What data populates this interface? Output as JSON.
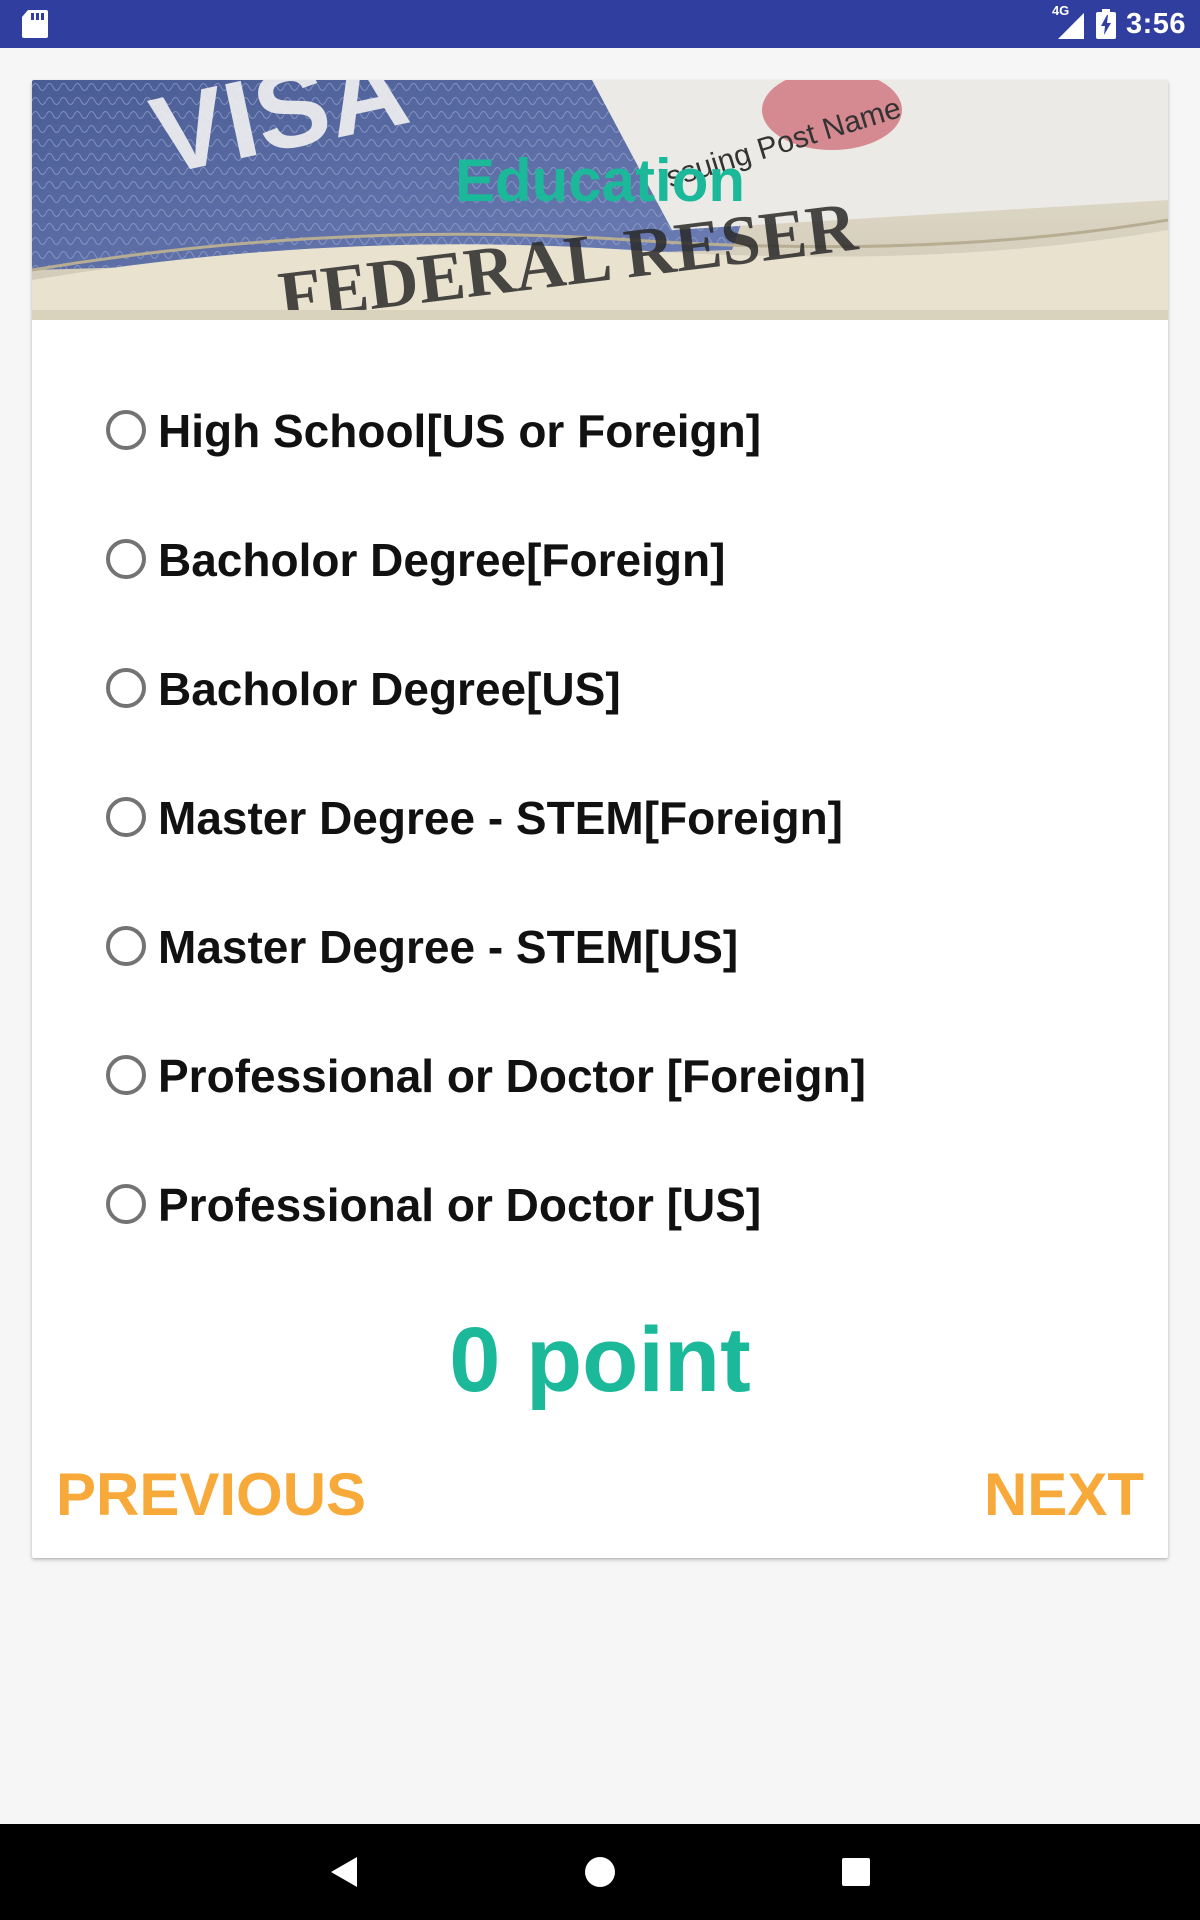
{
  "status_bar": {
    "time": "3:56",
    "network": "4G",
    "icons": [
      "sd-card-icon",
      "signal-icon",
      "battery-charging-icon"
    ]
  },
  "banner": {
    "title": "Education",
    "image_text": [
      "VISA",
      "Issuing Post Name",
      "FEDERAL RESER"
    ]
  },
  "options": [
    {
      "label": "High School[US or Foreign]",
      "selected": false
    },
    {
      "label": "Bacholor Degree[Foreign]",
      "selected": false
    },
    {
      "label": "Bacholor Degree[US]",
      "selected": false
    },
    {
      "label": "Master Degree - STEM[Foreign]",
      "selected": false
    },
    {
      "label": "Master Degree - STEM[US]",
      "selected": false
    },
    {
      "label": "Professional or Doctor [Foreign]",
      "selected": false
    },
    {
      "label": "Professional or Doctor [US]",
      "selected": false
    }
  ],
  "points_text": "0 point",
  "buttons": {
    "previous": "PREVIOUS",
    "next": "NEXT"
  },
  "colors": {
    "status_bar": "#303f9f",
    "accent_teal": "#1bb99a",
    "button_orange": "#f7a93a"
  },
  "nav_bar": {
    "icons": [
      "back-icon",
      "home-icon",
      "recents-icon"
    ]
  }
}
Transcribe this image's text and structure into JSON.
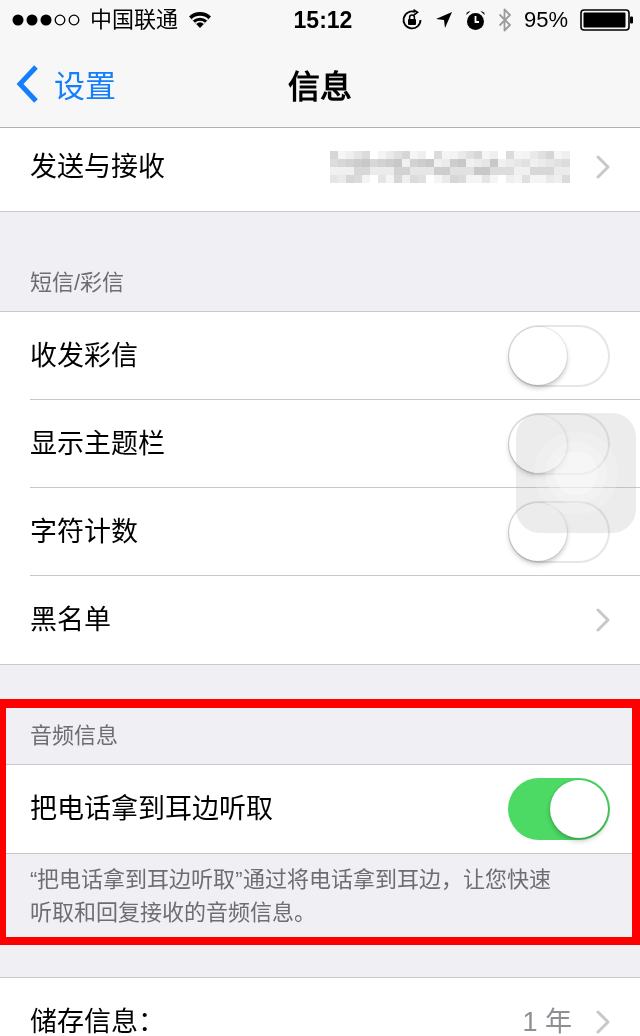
{
  "status_bar": {
    "carrier": "中国联通",
    "time": "15:12",
    "battery": "95%"
  },
  "nav": {
    "back": "设置",
    "title": "信息"
  },
  "sections": [
    {
      "highlighted": false,
      "rows": [
        {
          "kind": "link",
          "label": "发送与接收",
          "redacted": true
        }
      ]
    },
    {
      "header": "短信/彩信",
      "highlighted": false,
      "rows": [
        {
          "kind": "toggle",
          "label": "收发彩信",
          "on": false
        },
        {
          "kind": "toggle",
          "label": "显示主题栏",
          "on": false
        },
        {
          "kind": "toggle",
          "label": "字符计数",
          "on": false
        },
        {
          "kind": "link",
          "label": "黑名单",
          "redacted": false
        }
      ]
    },
    {
      "header": "音频信息",
      "highlighted": true,
      "rows": [
        {
          "kind": "toggle",
          "label": "把电话拿到耳边听取",
          "on": true
        }
      ],
      "footer": "“把电话拿到耳边听取”通过将电话拿到耳边，让您快速听取和回复接收的音频信息。"
    },
    {
      "highlighted": false,
      "rows": [
        {
          "kind": "link",
          "label": "储存信息：",
          "value": "1 年",
          "redacted": false
        }
      ]
    }
  ]
}
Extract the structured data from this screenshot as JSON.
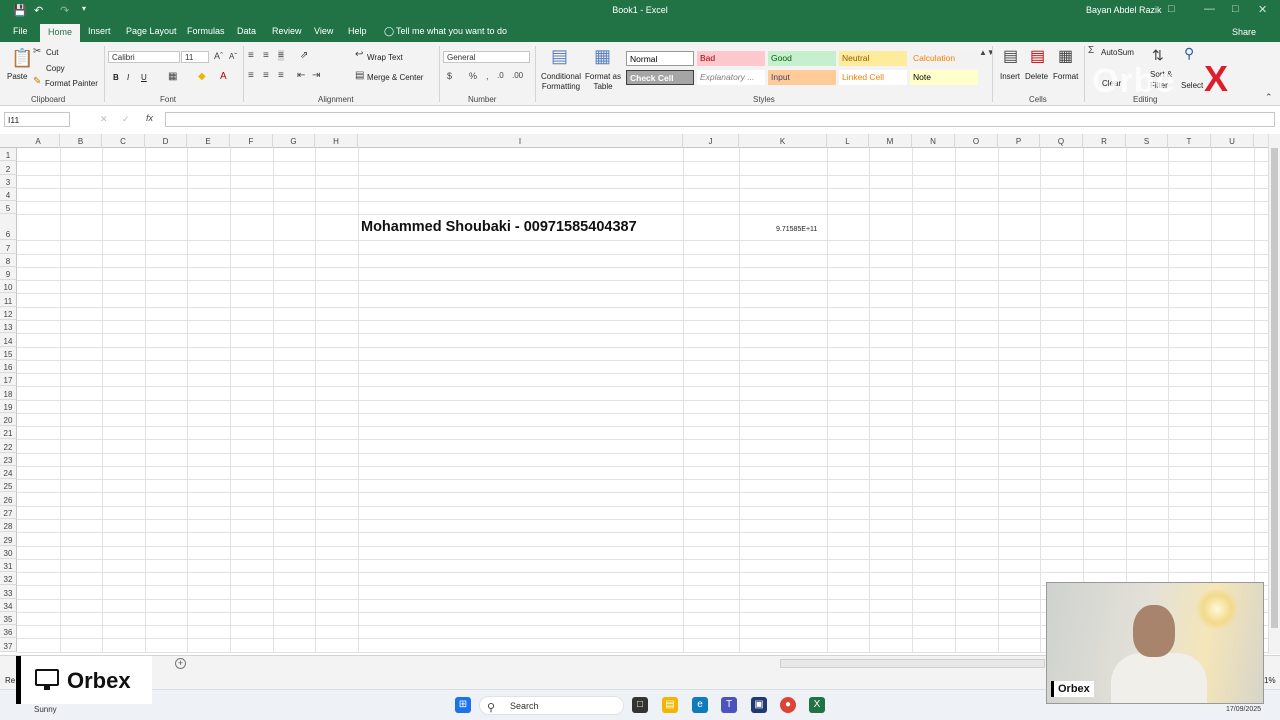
{
  "window": {
    "title": "Book1 - Excel",
    "user": "Bayan Abdel Razik"
  },
  "tabs": [
    "File",
    "Home",
    "Insert",
    "Page Layout",
    "Formulas",
    "Data",
    "Review",
    "View",
    "Help"
  ],
  "active_tab": "Home",
  "tell_me": "Tell me what you want to do",
  "share": "Share",
  "ribbon": {
    "clipboard": {
      "paste": "Paste",
      "cut": "Cut",
      "copy": "Copy",
      "format_painter": "Format Painter",
      "label": "Clipboard"
    },
    "font": {
      "name": "Calibri",
      "size": "11",
      "bold": "B",
      "italic": "I",
      "underline": "U",
      "label": "Font"
    },
    "alignment": {
      "wrap_text": "Wrap Text",
      "merge_center": "Merge & Center",
      "label": "Alignment"
    },
    "number": {
      "format": "General",
      "label": "Number"
    },
    "styles": {
      "conditional": "Conditional Formatting",
      "format_as_table": "Format as Table",
      "label": "Styles",
      "cells": [
        {
          "text": "Normal",
          "bg": "#ffffff",
          "fg": "#000000"
        },
        {
          "text": "Bad",
          "bg": "#ffc7ce",
          "fg": "#9c0006"
        },
        {
          "text": "Good",
          "bg": "#c6efce",
          "fg": "#006100"
        },
        {
          "text": "Neutral",
          "bg": "#ffeb9c",
          "fg": "#9c5700"
        },
        {
          "text": "Calculation",
          "bg": "#f2f2f2",
          "fg": "#fa7d00"
        },
        {
          "text": "Check Cell",
          "bg": "#a5a5a5",
          "fg": "#ffffff"
        },
        {
          "text": "Explanatory ...",
          "bg": "#ffffff",
          "fg": "#7f7f7f"
        },
        {
          "text": "Input",
          "bg": "#ffcc99",
          "fg": "#3f3f76"
        },
        {
          "text": "Linked Cell",
          "bg": "#ffffff",
          "fg": "#fa7d00"
        },
        {
          "text": "Note",
          "bg": "#ffffcc",
          "fg": "#000000"
        }
      ]
    },
    "cells": {
      "insert": "Insert",
      "delete": "Delete",
      "format": "Format",
      "label": "Cells"
    },
    "editing": {
      "autosum": "AutoSum",
      "clear": "Clear",
      "sort": "Sort &",
      "filter": "Filter",
      "select": "Select",
      "label": "Editing"
    }
  },
  "formula_bar": {
    "name_box": "I11",
    "fx": "fx",
    "value": ""
  },
  "columns": [
    "A",
    "B",
    "C",
    "D",
    "E",
    "F",
    "G",
    "H",
    "I",
    "J",
    "K",
    "L",
    "M",
    "N",
    "O",
    "P",
    "Q",
    "R",
    "S",
    "T",
    "U"
  ],
  "rows": [
    "1",
    "2",
    "3",
    "4",
    "5",
    "6",
    "7",
    "8",
    "9",
    "10",
    "11",
    "12",
    "13",
    "14",
    "15",
    "16",
    "17",
    "18",
    "19",
    "20",
    "21",
    "22",
    "23",
    "24",
    "25",
    "26",
    "27",
    "28",
    "29",
    "30",
    "31",
    "32",
    "33",
    "34",
    "35",
    "36",
    "37"
  ],
  "cells": {
    "I6": "Mohammed  Shoubaki - 00971585404387",
    "K6": "9.71585E+11"
  },
  "overlay": {
    "logo_text": "Orbex",
    "webcam_tag": "Orbex",
    "watermark": "Orbe",
    "watermark_x": "X"
  },
  "status": {
    "ready": "Re"
  },
  "taskbar": {
    "weather": "Sunny",
    "search": "Search",
    "date": "17/09/2025",
    "zoom_fragment": "1%"
  }
}
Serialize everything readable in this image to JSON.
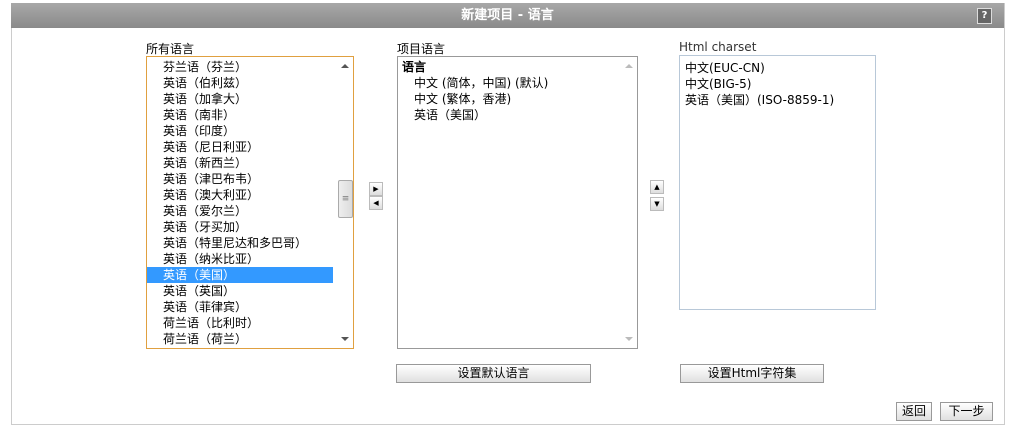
{
  "title": "新建项目 - 语言",
  "help_label": "?",
  "all_languages": {
    "label": "所有语言",
    "items": [
      "芬兰语（芬兰）",
      "英语（伯利兹）",
      "英语（加拿大）",
      "英语（南非）",
      "英语（印度）",
      "英语（尼日利亚）",
      "英语（新西兰）",
      "英语（津巴布韦）",
      "英语（澳大利亚）",
      "英语（爱尔兰）",
      "英语（牙买加）",
      "英语（特里尼达和多巴哥）",
      "英语（纳米比亚）",
      "英语（美国）",
      "英语（英国）",
      "英语（菲律宾）",
      "荷兰语（比利时）",
      "荷兰语（荷兰）"
    ],
    "selected_index": 13
  },
  "project_languages": {
    "label": "项目语言",
    "header": "语言",
    "items": [
      "中文 (简体，中国) (默认)",
      "中文 (繁体，香港)",
      "英语（美国）"
    ]
  },
  "charset": {
    "label": "Html charset",
    "items": [
      "中文(EUC-CN)",
      "中文(BIG-5)",
      "英语（美国）(ISO-8859-1)"
    ]
  },
  "buttons": {
    "add": "▶",
    "remove": "◀",
    "up": "▲",
    "down": "▼",
    "set_default": "设置默认语言",
    "set_charset": "设置Html字符集",
    "back": "返回",
    "next": "下一步"
  }
}
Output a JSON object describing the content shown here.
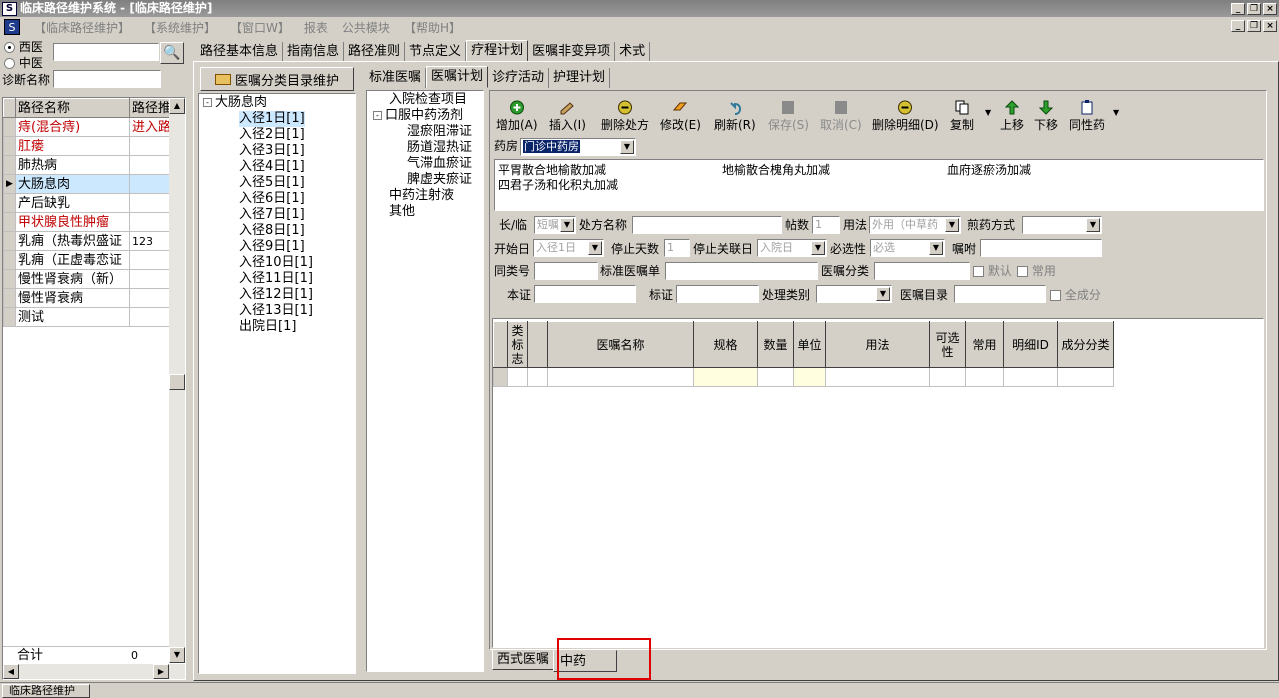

Problem statement: Omit all pictures while transcribing the entries verbatim.

Response to this task:
What data populates this interface? Output as JSON.
{
  "status_bar": {
    "time": "3:56",
    "network": "4G",
    "icons": [
      "sd-card-icon",
      "signal-icon",
      "battery-charging-icon"
    ]
  },
  "banner": {
    "title": "Education",
    "image_text": [
      "VISA",
      "Issuing Post Name",
      "FEDERAL RESER"
    ]
  },
  "options": [
    {
      "label": "High School[US or Foreign]",
      "selected": false
    },
    {
      "label": "Bacholor Degree[Foreign]",
      "selected": false
    },
    {
      "label": "Bacholor Degree[US]",
      "selected": false
    },
    {
      "label": "Master Degree - STEM[Foreign]",
      "selected": false
    },
    {
      "label": "Master Degree - STEM[US]",
      "selected": false
    },
    {
      "label": "Professional or Doctor [Foreign]",
      "selected": false
    },
    {
      "label": "Professional or Doctor [US]",
      "selected": false
    }
  ],
  "points_text": "0 point",
  "buttons": {
    "previous": "PREVIOUS",
    "next": "NEXT"
  },
  "colors": {
    "status_bar": "#303f9f",
    "accent_teal": "#1bb99a",
    "button_orange": "#f7a93a"
  },
  "nav_bar": {
    "icons": [
      "back-icon",
      "home-icon",
      "recents-icon"
    ]
  }
}
Transcribe this image's text and structure into JSON.
{
  "status_bar": {
    "carrier": "中国联通",
    "time": "15:12",
    "battery": "95%"
  },
  "nav": {
    "back": "设置",
    "title": "信息"
  },
  "sections": [
    {
      "highlighted": false,
      "rows": [
        {
          "kind": "link",
          "label": "发送与接收",
          "redacted": true
        }
      ]
    },
    {
      "header": "短信/彩信",
      "highlighted": false,
      "rows": [
        {
          "kind": "toggle",
          "label": "收发彩信",
          "on": false
        },
        {
          "kind": "toggle",
          "label": "显示主题栏",
          "on": false
        },
        {
          "kind": "toggle",
          "label": "字符计数",
          "on": false
        },
        {
          "kind": "link",
          "label": "黑名单",
          "redacted": false
        }
      ]
    },
    {
      "header": "音频信息",
      "highlighted": true,
      "rows": [
        {
          "kind": "toggle",
          "label": "把电话拿到耳边听取",
          "on": true
        }
      ],
      "footer": "“把电话拿到耳边听取”通过将电话拿到耳边，让您快速听取和回复接收的音频信息。"
    },
    {
      "highlighted": false,
      "rows": [
        {
          "kind": "link",
          "label": "储存信息：",
          "value": "1 年",
          "redacted": false
        }
      ]
    }
  ]
}
Extract the structured data from this screenshot as JSON.
{
  "window": {
    "title": "Book1 - Excel",
    "user": "Bayan Abdel Razik"
  },
  "tabs": [
    "File",
    "Home",
    "Insert",
    "Page Layout",
    "Formulas",
    "Data",
    "Review",
    "View",
    "Help"
  ],
  "active_tab": "Home",
  "tell_me": "Tell me what you want to do",
  "share": "Share",
  "ribbon": {
    "clipboard": {
      "paste": "Paste",
      "cut": "Cut",
      "copy": "Copy",
      "format_painter": "Format Painter",
      "label": "Clipboard"
    },
    "font": {
      "name": "Calibri",
      "size": "11",
      "bold": "B",
      "italic": "I",
      "underline": "U",
      "label": "Font"
    },
    "alignment": {
      "wrap_text": "Wrap Text",
      "merge_center": "Merge & Center",
      "label": "Alignment"
    },
    "number": {
      "format": "General",
      "label": "Number"
    },
    "styles": {
      "conditional": "Conditional Formatting",
      "format_as_table": "Format as Table",
      "label": "Styles",
      "cells": [
        {
          "text": "Normal",
          "bg": "#ffffff",
          "fg": "#000000"
        },
        {
          "text": "Bad",
          "bg": "#ffc7ce",
          "fg": "#9c0006"
        },
        {
          "text": "Good",
          "bg": "#c6efce",
          "fg": "#006100"
        },
        {
          "text": "Neutral",
          "bg": "#ffeb9c",
          "fg": "#9c5700"
        },
        {
          "text": "Calculation",
          "bg": "#f2f2f2",
          "fg": "#fa7d00"
        },
        {
          "text": "Check Cell",
          "bg": "#a5a5a5",
          "fg": "#ffffff"
        },
        {
          "text": "Explanatory ...",
          "bg": "#ffffff",
          "fg": "#7f7f7f"
        },
        {
          "text": "Input",
          "bg": "#ffcc99",
          "fg": "#3f3f76"
        },
        {
          "text": "Linked Cell",
          "bg": "#ffffff",
          "fg": "#fa7d00"
        },
        {
          "text": "Note",
          "bg": "#ffffcc",
          "fg": "#000000"
        }
      ]
    },
    "cells": {
      "insert": "Insert",
      "delete": "Delete",
      "format": "Format",
      "label": "Cells"
    },
    "editing": {
      "autosum": "AutoSum",
      "clear": "Clear",
      "sort": "Sort &",
      "filter": "Filter",
      "select": "Select",
      "label": "Editing"
    }
  },
  "formula_bar": {
    "name_box": "I11",
    "fx": "fx",
    "value": ""
  },
  "columns": [
    "A",
    "B",
    "C",
    "D",
    "E",
    "F",
    "G",
    "H",
    "I",
    "J",
    "K",
    "L",
    "M",
    "N",
    "O",
    "P",
    "Q",
    "R",
    "S",
    "T",
    "U"
  ],
  "rows": [
    "1",
    "2",
    "3",
    "4",
    "5",
    "6",
    "7",
    "8",
    "9",
    "10",
    "11",
    "12",
    "13",
    "14",
    "15",
    "16",
    "17",
    "18",
    "19",
    "20",
    "21",
    "22",
    "23",
    "24",
    "25",
    "26",
    "27",
    "28",
    "29",
    "30",
    "31",
    "32",
    "33",
    "34",
    "35",
    "36",
    "37"
  ],
  "cells": {
    "I6": "Mohammed  Shoubaki - 00971585404387",
    "K6": "9.71585E+11"
  },
  "overlay": {
    "logo_text": "Orbex",
    "webcam_tag": "Orbex",
    "watermark": "Orbe",
    "watermark_x": "X"
  },
  "status": {
    "ready": "Re"
  },
  "taskbar": {
    "weather": "Sunny",
    "search": "Search",
    "date": "17/09/2025",
    "zoom_fragment": "1%"
  }
}
Serialize everything readable in this image to JSON.
{
  "title": "新建项目 - 语言",
  "help_label": "?",
  "all_languages": {
    "label": "所有语言",
    "items": [
      "芬兰语（芬兰）",
      "英语（伯利兹）",
      "英语（加拿大）",
      "英语（南非）",
      "英语（印度）",
      "英语（尼日利亚）",
      "英语（新西兰）",
      "英语（津巴布韦）",
      "英语（澳大利亚）",
      "英语（爱尔兰）",
      "英语（牙买加）",
      "英语（特里尼达和多巴哥）",
      "英语（纳米比亚）",
      "英语（美国）",
      "英语（英国）",
      "英语（菲律宾）",
      "荷兰语（比利时）",
      "荷兰语（荷兰）"
    ],
    "selected_index": 13
  },
  "project_languages": {
    "label": "项目语言",
    "header": "语言",
    "items": [
      "中文 (简体，中国) (默认)",
      "中文 (繁体，香港)",
      "英语（美国）"
    ]
  },
  "charset": {
    "label": "Html charset",
    "items": [
      "中文(EUC-CN)",
      "中文(BIG-5)",
      "英语（美国）(ISO-8859-1)"
    ]
  },
  "buttons": {
    "add": "▶",
    "remove": "◀",
    "up": "▲",
    "down": "▼",
    "set_default": "设置默认语言",
    "set_charset": "设置Html字符集",
    "back": "返回",
    "next": "下一步"
  }
}
Output a JSON object describing the content shown here.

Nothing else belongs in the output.